_What needs to be done_
Filter the records below and copy every line containing the word "Witnesses".

--- begin ---

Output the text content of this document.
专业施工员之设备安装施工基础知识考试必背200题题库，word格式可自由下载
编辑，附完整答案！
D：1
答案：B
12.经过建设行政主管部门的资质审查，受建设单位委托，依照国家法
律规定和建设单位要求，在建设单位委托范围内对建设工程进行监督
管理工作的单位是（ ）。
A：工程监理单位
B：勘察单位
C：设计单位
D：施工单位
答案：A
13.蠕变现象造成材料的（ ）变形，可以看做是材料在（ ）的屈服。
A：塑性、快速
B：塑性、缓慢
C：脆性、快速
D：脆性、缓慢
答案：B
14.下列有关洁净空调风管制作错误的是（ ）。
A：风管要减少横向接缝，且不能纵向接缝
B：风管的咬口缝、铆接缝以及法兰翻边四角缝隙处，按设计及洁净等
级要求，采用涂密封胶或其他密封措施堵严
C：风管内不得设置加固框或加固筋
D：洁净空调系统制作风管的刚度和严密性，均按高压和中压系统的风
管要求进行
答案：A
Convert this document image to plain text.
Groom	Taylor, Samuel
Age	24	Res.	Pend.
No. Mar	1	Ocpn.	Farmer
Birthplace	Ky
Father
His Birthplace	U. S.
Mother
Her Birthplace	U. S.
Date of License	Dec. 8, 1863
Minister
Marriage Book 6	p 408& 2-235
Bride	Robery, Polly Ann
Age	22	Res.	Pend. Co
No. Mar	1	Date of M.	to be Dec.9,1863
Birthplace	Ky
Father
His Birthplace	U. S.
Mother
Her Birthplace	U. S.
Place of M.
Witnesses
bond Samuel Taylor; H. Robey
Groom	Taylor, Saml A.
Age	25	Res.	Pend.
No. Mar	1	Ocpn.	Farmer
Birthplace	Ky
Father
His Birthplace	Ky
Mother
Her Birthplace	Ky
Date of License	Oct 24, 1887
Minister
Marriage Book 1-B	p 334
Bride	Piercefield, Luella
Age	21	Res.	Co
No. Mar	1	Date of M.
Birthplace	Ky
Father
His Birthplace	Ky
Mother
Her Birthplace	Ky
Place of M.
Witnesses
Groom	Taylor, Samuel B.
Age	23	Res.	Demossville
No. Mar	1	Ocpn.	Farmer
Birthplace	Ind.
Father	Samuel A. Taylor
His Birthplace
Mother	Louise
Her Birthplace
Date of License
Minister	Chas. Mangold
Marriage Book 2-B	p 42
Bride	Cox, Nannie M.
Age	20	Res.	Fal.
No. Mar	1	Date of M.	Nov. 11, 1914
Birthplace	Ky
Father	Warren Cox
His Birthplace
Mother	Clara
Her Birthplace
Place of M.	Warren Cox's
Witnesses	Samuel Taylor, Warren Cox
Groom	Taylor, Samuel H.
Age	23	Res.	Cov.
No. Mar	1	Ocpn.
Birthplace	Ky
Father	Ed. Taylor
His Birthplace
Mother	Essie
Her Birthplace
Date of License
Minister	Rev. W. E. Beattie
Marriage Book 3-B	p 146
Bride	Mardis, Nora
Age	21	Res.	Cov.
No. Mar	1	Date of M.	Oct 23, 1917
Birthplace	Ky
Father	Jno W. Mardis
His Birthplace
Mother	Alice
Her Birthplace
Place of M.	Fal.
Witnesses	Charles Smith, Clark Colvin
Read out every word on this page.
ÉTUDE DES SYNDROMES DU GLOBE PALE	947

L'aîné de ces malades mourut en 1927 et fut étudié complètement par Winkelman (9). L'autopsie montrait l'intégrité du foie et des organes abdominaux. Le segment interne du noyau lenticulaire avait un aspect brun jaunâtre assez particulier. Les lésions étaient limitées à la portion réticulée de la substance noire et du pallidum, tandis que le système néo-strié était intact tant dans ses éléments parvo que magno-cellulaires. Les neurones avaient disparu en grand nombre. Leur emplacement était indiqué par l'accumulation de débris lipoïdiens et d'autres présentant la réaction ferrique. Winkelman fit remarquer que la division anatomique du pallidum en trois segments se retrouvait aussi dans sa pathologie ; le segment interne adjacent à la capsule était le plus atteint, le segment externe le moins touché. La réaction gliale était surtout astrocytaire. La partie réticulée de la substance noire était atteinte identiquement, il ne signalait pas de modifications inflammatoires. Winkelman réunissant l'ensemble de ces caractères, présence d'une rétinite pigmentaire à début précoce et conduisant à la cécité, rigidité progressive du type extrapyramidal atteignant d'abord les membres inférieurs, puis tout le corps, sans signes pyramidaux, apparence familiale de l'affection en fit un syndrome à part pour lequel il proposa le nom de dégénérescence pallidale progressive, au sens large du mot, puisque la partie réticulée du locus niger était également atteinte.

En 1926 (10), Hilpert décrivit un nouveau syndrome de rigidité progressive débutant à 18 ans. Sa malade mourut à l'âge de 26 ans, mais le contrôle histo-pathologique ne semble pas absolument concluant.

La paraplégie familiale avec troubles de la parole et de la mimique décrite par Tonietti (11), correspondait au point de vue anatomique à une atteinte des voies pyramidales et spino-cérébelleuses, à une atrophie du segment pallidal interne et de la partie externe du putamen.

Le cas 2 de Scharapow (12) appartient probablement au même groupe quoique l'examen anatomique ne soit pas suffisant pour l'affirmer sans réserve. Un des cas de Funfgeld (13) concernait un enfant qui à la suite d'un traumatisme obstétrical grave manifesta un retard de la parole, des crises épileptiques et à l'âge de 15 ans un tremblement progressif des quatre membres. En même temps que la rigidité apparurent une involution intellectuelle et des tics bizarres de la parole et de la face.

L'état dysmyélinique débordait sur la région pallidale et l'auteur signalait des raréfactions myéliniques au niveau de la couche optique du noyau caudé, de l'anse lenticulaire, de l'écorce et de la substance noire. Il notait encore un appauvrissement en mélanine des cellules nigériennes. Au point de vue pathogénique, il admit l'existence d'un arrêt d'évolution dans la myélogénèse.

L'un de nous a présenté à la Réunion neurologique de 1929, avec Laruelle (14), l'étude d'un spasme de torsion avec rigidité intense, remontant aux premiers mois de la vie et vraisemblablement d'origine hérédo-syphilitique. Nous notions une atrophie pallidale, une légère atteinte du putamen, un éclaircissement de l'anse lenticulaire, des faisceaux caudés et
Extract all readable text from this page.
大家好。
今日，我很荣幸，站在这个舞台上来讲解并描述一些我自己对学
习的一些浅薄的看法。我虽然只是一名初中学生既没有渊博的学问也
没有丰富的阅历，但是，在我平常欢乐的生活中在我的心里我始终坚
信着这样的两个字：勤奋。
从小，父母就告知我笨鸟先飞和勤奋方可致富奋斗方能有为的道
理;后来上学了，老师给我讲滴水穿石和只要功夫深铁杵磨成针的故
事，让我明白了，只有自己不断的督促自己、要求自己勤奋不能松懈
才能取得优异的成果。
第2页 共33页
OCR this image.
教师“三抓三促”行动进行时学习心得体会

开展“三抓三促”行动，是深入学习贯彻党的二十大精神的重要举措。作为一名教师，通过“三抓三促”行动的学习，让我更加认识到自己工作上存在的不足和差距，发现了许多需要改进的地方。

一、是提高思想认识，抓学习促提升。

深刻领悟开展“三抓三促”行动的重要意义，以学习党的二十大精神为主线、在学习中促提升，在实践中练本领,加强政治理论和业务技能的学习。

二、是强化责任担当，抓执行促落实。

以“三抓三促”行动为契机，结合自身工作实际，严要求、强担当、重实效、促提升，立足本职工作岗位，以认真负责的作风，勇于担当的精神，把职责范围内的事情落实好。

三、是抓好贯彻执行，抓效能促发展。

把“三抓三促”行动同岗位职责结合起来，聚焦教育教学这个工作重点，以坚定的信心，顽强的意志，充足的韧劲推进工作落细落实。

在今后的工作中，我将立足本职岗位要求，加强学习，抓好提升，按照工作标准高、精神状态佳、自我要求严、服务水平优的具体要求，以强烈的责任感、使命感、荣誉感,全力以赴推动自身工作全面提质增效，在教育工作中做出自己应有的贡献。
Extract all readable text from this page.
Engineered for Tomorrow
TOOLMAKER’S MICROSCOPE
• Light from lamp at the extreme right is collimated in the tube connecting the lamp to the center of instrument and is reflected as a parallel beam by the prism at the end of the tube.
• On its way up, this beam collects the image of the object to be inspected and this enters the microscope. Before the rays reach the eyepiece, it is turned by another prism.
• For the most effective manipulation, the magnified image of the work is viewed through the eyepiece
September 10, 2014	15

--- end ---

_The result_
Witnesses
Witnesses
Witnesses	Samuel Taylor, Warren Cox
Witnesses	Charles Smith, Clark Colvin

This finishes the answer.